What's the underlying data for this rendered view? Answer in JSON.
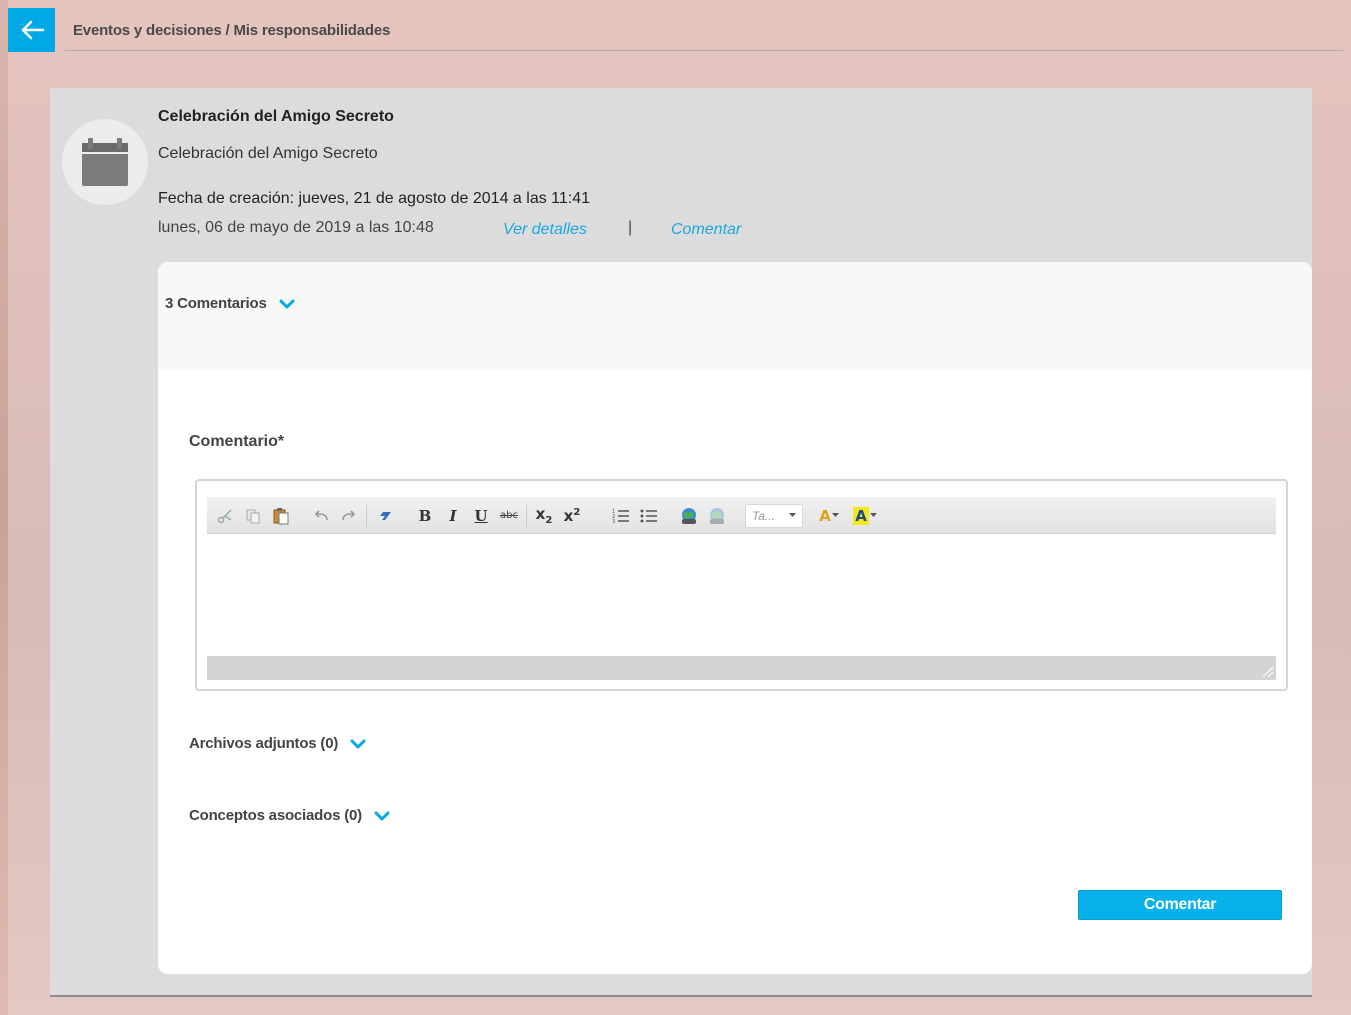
{
  "header": {
    "breadcrumb": "Eventos y decisiones / Mis responsabilidades"
  },
  "item": {
    "title": "Celebración del Amigo Secreto",
    "description": "Celebración del Amigo Secreto",
    "created": "Fecha de creación: jueves, 21 de agosto de 2014 a las 11:41",
    "date": "lunes, 06 de mayo de 2019 a las 10:48",
    "details_link": "Ver detalles",
    "separator": "|",
    "comment_link": "Comentar"
  },
  "comments": {
    "toggle_label": "3 Comentarios"
  },
  "form": {
    "comment_label": "Comentario*",
    "editor": {
      "font_combo": "Ta...",
      "buttons": {
        "bold": "B",
        "italic": "I",
        "underline": "U",
        "strike": "abc",
        "subscript": "x",
        "subscript_index": "2",
        "superscript": "x",
        "superscript_index": "2",
        "font_color": "A",
        "bg_color": "A"
      }
    },
    "attachments_label": "Archivos adjuntos (0)",
    "concepts_label": "Conceptos asociados (0)",
    "submit_label": "Comentar"
  },
  "colors": {
    "accent": "#00a9e6",
    "link": "#1ba8df",
    "panel": "#dcdcdc"
  },
  "icons": {
    "back": "arrow-left-icon",
    "item": "calendar-icon",
    "expand": "chevron-down-icon"
  }
}
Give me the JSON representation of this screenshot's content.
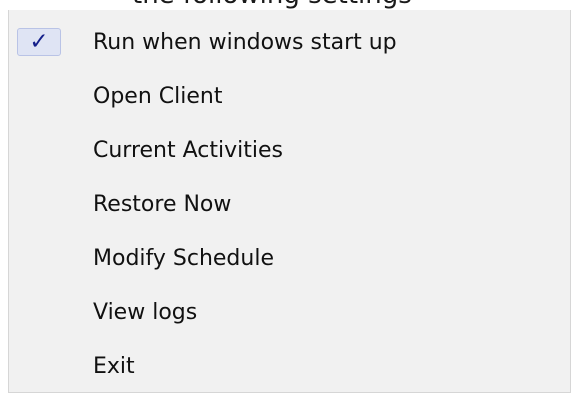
{
  "top_text": "the following settings",
  "menu": {
    "items": [
      {
        "label": "Run when windows start up",
        "checked": true
      },
      {
        "label": "Open Client",
        "checked": false
      },
      {
        "label": "Current Activities",
        "checked": false
      },
      {
        "label": "Restore Now",
        "checked": false
      },
      {
        "label": "Modify Schedule",
        "checked": false
      },
      {
        "label": "View logs",
        "checked": false
      },
      {
        "label": "Exit",
        "checked": false
      }
    ],
    "check_symbol": "✓",
    "check_icon_name": "checkmark-icon",
    "colors": {
      "background": "#f1f1f1",
      "check_highlight": "#dfe4f4",
      "check_color": "#141f8a"
    }
  }
}
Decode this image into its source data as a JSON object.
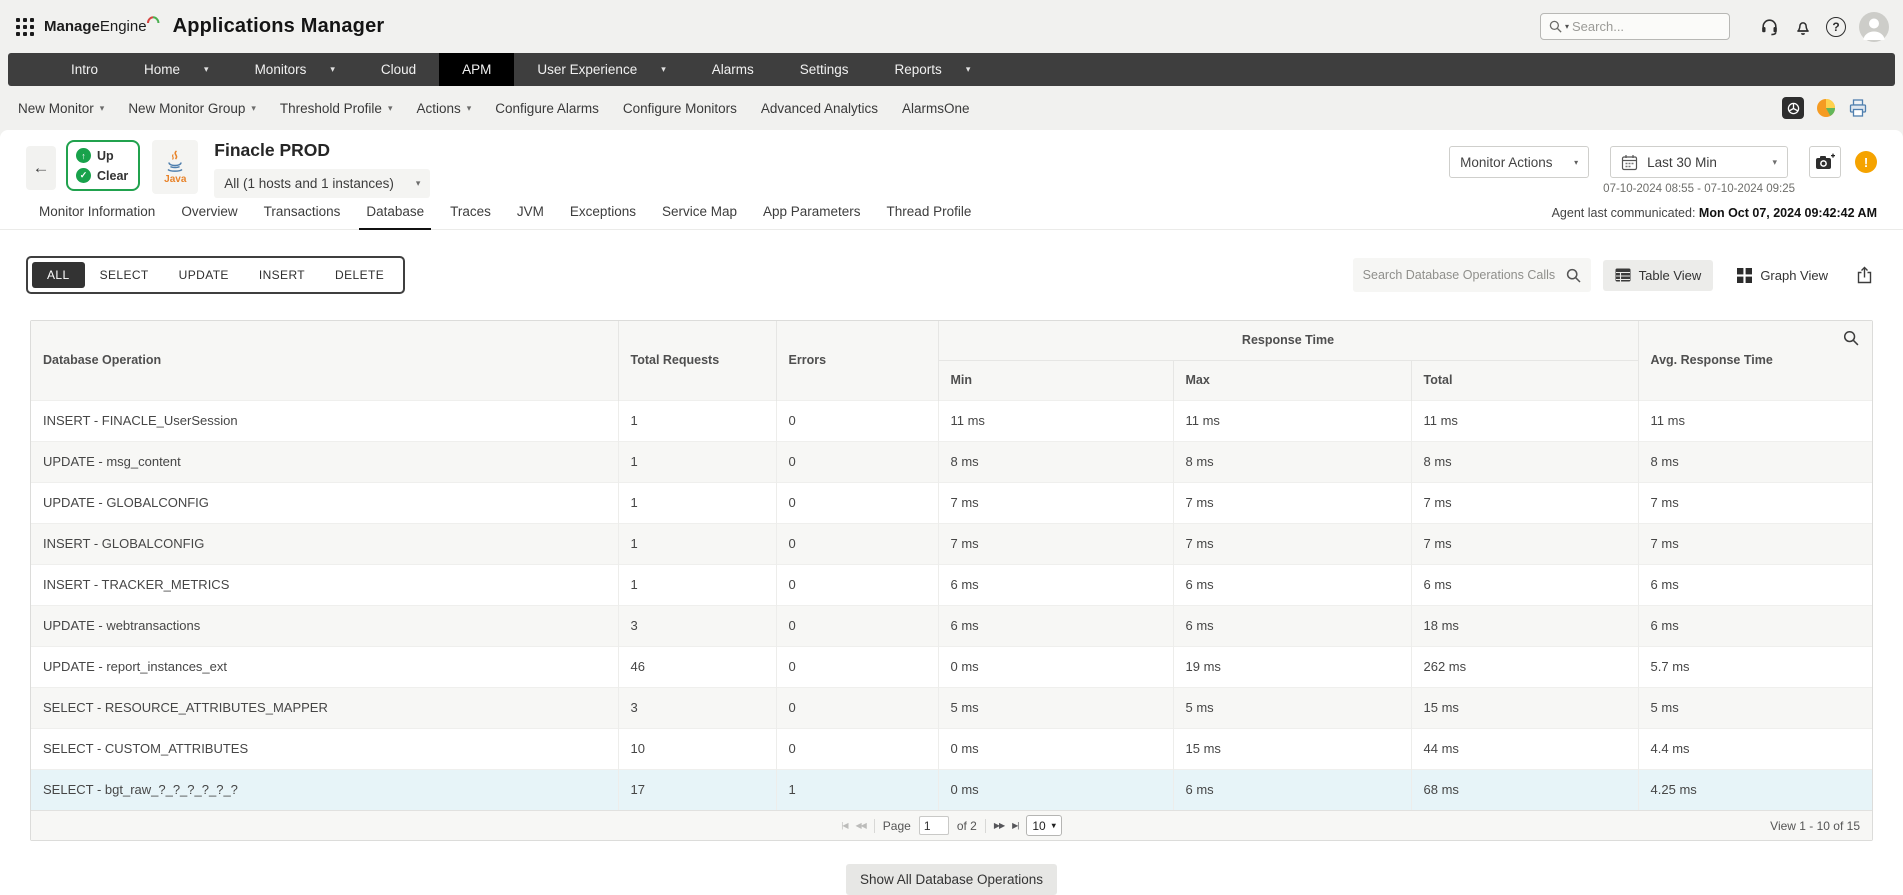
{
  "colors": {
    "accent_green": "#21a24e",
    "alert_orange": "#f5a300",
    "nav_bg": "#3e3e3e",
    "nav_active": "#000000",
    "row_highlight": "#e7f4f8"
  },
  "header": {
    "brand_bold": "Manage",
    "brand_light": "Engine",
    "app_title": "Applications Manager",
    "search_placeholder": "Search..."
  },
  "nav": {
    "active": "APM",
    "items": [
      {
        "label": "Intro"
      },
      {
        "label": "Home"
      },
      {
        "label": "Monitors"
      },
      {
        "label": "Cloud"
      },
      {
        "label": "APM"
      },
      {
        "label": "User Experience"
      },
      {
        "label": "Alarms"
      },
      {
        "label": "Settings"
      },
      {
        "label": "Reports"
      }
    ]
  },
  "toolbar": {
    "items": [
      {
        "label": "New Monitor"
      },
      {
        "label": "New Monitor Group"
      },
      {
        "label": "Threshold Profile"
      },
      {
        "label": "Actions"
      },
      {
        "label": "Configure Alarms"
      },
      {
        "label": "Configure Monitors"
      },
      {
        "label": "Advanced Analytics"
      },
      {
        "label": "AlarmsOne"
      }
    ]
  },
  "monitor": {
    "name": "Finacle PROD",
    "status_up": "Up",
    "status_clear": "Clear",
    "type_label": "Java",
    "scope": "All (1 hosts and 1 instances)",
    "actions_label": "Monitor Actions",
    "time_range": "Last 30 Min",
    "time_range_detail": "07-10-2024 08:55 - 07-10-2024 09:25",
    "agent_label": "Agent last communicated:",
    "agent_value": "Mon Oct 07, 2024 09:42:42 AM"
  },
  "tabs": {
    "active": "Database",
    "items": [
      "Monitor Information",
      "Overview",
      "Transactions",
      "Database",
      "Traces",
      "JVM",
      "Exceptions",
      "Service Map",
      "App Parameters",
      "Thread Profile"
    ]
  },
  "filters": {
    "active": "ALL",
    "items": [
      "ALL",
      "SELECT",
      "UPDATE",
      "INSERT",
      "DELETE"
    ]
  },
  "ops_controls": {
    "search_placeholder": "Search Database Operations Calls",
    "table_view_label": "Table View",
    "graph_view_label": "Graph View"
  },
  "table": {
    "columns": {
      "operation": "Database Operation",
      "total_requests": "Total Requests",
      "errors": "Errors",
      "response_time": "Response Time",
      "min": "Min",
      "max": "Max",
      "total": "Total",
      "avg": "Avg. Response Time"
    },
    "rows": [
      {
        "operation": "INSERT - FINACLE_UserSession",
        "total_requests": "1",
        "errors": "0",
        "min": "11 ms",
        "max": "11 ms",
        "total": "11 ms",
        "avg": "11 ms",
        "highlighted": false
      },
      {
        "operation": "UPDATE - msg_content",
        "total_requests": "1",
        "errors": "0",
        "min": "8 ms",
        "max": "8 ms",
        "total": "8 ms",
        "avg": "8 ms",
        "highlighted": false
      },
      {
        "operation": "UPDATE - GLOBALCONFIG",
        "total_requests": "1",
        "errors": "0",
        "min": "7 ms",
        "max": "7 ms",
        "total": "7 ms",
        "avg": "7 ms",
        "highlighted": false
      },
      {
        "operation": "INSERT - GLOBALCONFIG",
        "total_requests": "1",
        "errors": "0",
        "min": "7 ms",
        "max": "7 ms",
        "total": "7 ms",
        "avg": "7 ms",
        "highlighted": false
      },
      {
        "operation": "INSERT - TRACKER_METRICS",
        "total_requests": "1",
        "errors": "0",
        "min": "6 ms",
        "max": "6 ms",
        "total": "6 ms",
        "avg": "6 ms",
        "highlighted": false
      },
      {
        "operation": "UPDATE - webtransactions",
        "total_requests": "3",
        "errors": "0",
        "min": "6 ms",
        "max": "6 ms",
        "total": "18 ms",
        "avg": "6 ms",
        "highlighted": false
      },
      {
        "operation": "UPDATE - report_instances_ext",
        "total_requests": "46",
        "errors": "0",
        "min": "0 ms",
        "max": "19 ms",
        "total": "262 ms",
        "avg": "5.7 ms",
        "highlighted": false
      },
      {
        "operation": "SELECT - RESOURCE_ATTRIBUTES_MAPPER",
        "total_requests": "3",
        "errors": "0",
        "min": "5 ms",
        "max": "5 ms",
        "total": "15 ms",
        "avg": "5 ms",
        "highlighted": false
      },
      {
        "operation": "SELECT - CUSTOM_ATTRIBUTES",
        "total_requests": "10",
        "errors": "0",
        "min": "0 ms",
        "max": "15 ms",
        "total": "44 ms",
        "avg": "4.4 ms",
        "highlighted": false
      },
      {
        "operation": "SELECT - bgt_raw_?_?_?_?_?_?",
        "total_requests": "17",
        "errors": "1",
        "min": "0 ms",
        "max": "6 ms",
        "total": "68 ms",
        "avg": "4.25 ms",
        "highlighted": true
      }
    ]
  },
  "pagination": {
    "page_label": "Page",
    "page_value": "1",
    "of_label": "of 2",
    "page_size": "10",
    "view_summary": "View 1 - 10 of 15"
  },
  "footer": {
    "show_all_label": "Show All Database Operations"
  }
}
◇ ◇ ◇ ◇ ◇
### WRITTEN EXERCISE
Pick out the lines containing the string "Configure".

### OUTPUT
        "label": "Configure Alarms"
        "label": "Configure Monitors"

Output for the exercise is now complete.